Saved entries
────────
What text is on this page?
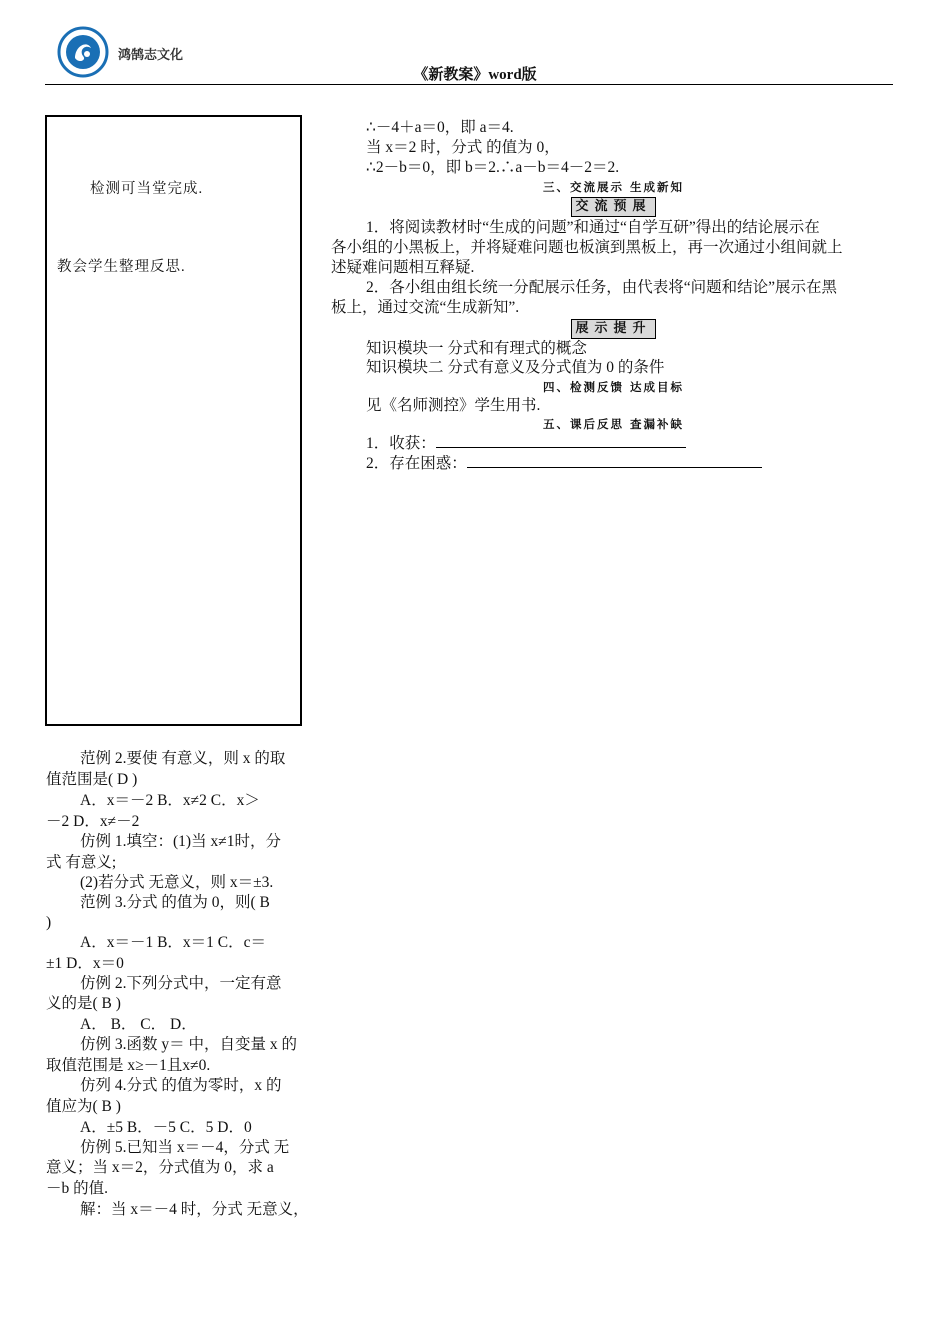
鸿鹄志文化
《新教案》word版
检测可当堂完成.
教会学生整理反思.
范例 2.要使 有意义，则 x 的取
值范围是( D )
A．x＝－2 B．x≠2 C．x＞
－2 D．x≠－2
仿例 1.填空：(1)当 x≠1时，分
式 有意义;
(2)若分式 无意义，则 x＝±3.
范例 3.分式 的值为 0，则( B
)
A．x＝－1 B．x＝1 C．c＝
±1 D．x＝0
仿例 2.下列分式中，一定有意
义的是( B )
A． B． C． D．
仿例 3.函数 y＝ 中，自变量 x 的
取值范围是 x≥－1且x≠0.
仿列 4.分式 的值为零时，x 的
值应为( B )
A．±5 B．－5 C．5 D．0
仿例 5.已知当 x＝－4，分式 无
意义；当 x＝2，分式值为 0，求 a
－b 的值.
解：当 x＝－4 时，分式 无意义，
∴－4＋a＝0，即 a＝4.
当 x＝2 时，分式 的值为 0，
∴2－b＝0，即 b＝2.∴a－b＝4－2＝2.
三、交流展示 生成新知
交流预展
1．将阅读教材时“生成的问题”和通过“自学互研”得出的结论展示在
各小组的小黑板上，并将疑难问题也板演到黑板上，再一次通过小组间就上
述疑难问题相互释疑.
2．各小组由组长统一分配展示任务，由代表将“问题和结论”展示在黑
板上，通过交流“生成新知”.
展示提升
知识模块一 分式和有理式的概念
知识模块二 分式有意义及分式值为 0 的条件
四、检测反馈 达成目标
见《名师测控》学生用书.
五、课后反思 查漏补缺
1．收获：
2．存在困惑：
────────
▸ **Your task**: From the listing, extract all text exactly as given and drop any picture.

▸ **The reply**:
What text is on this page?
鸿鹄志文化
《新教案》word版
检测可当堂完成.
教会学生整理反思.
范例 2.要使 有意义，则 x 的取
值范围是( D )
A．x＝－2 B．x≠2 C．x＞
－2 D．x≠－2
仿例 1.填空：(1)当 x≠1时，分
式 有意义;
(2)若分式 无意义，则 x＝±3.
范例 3.分式 的值为 0，则( B
)
A．x＝－1 B．x＝1 C．c＝
±1 D．x＝0
仿例 2.下列分式中，一定有意
义的是( B )
A． B． C． D．
仿例 3.函数 y＝ 中，自变量 x 的
取值范围是 x≥－1且x≠0.
仿列 4.分式 的值为零时，x 的
值应为( B )
A．±5 B．－5 C．5 D．0
仿例 5.已知当 x＝－4，分式 无
意义；当 x＝2，分式值为 0，求 a
－b 的值.
解：当 x＝－4 时，分式 无意义，
∴－4＋a＝0，即 a＝4.
当 x＝2 时，分式 的值为 0，
∴2－b＝0，即 b＝2.∴a－b＝4－2＝2.
三、交流展示 生成新知
交流预展
1．将阅读教材时“生成的问题”和通过“自学互研”得出的结论展示在
各小组的小黑板上，并将疑难问题也板演到黑板上，再一次通过小组间就上
述疑难问题相互释疑.
2．各小组由组长统一分配展示任务，由代表将“问题和结论”展示在黑
板上，通过交流“生成新知”.
展示提升
知识模块一 分式和有理式的概念
知识模块二 分式有意义及分式值为 0 的条件
四、检测反馈 达成目标
见《名师测控》学生用书.
五、课后反思 查漏补缺
1．收获：
2．存在困惑：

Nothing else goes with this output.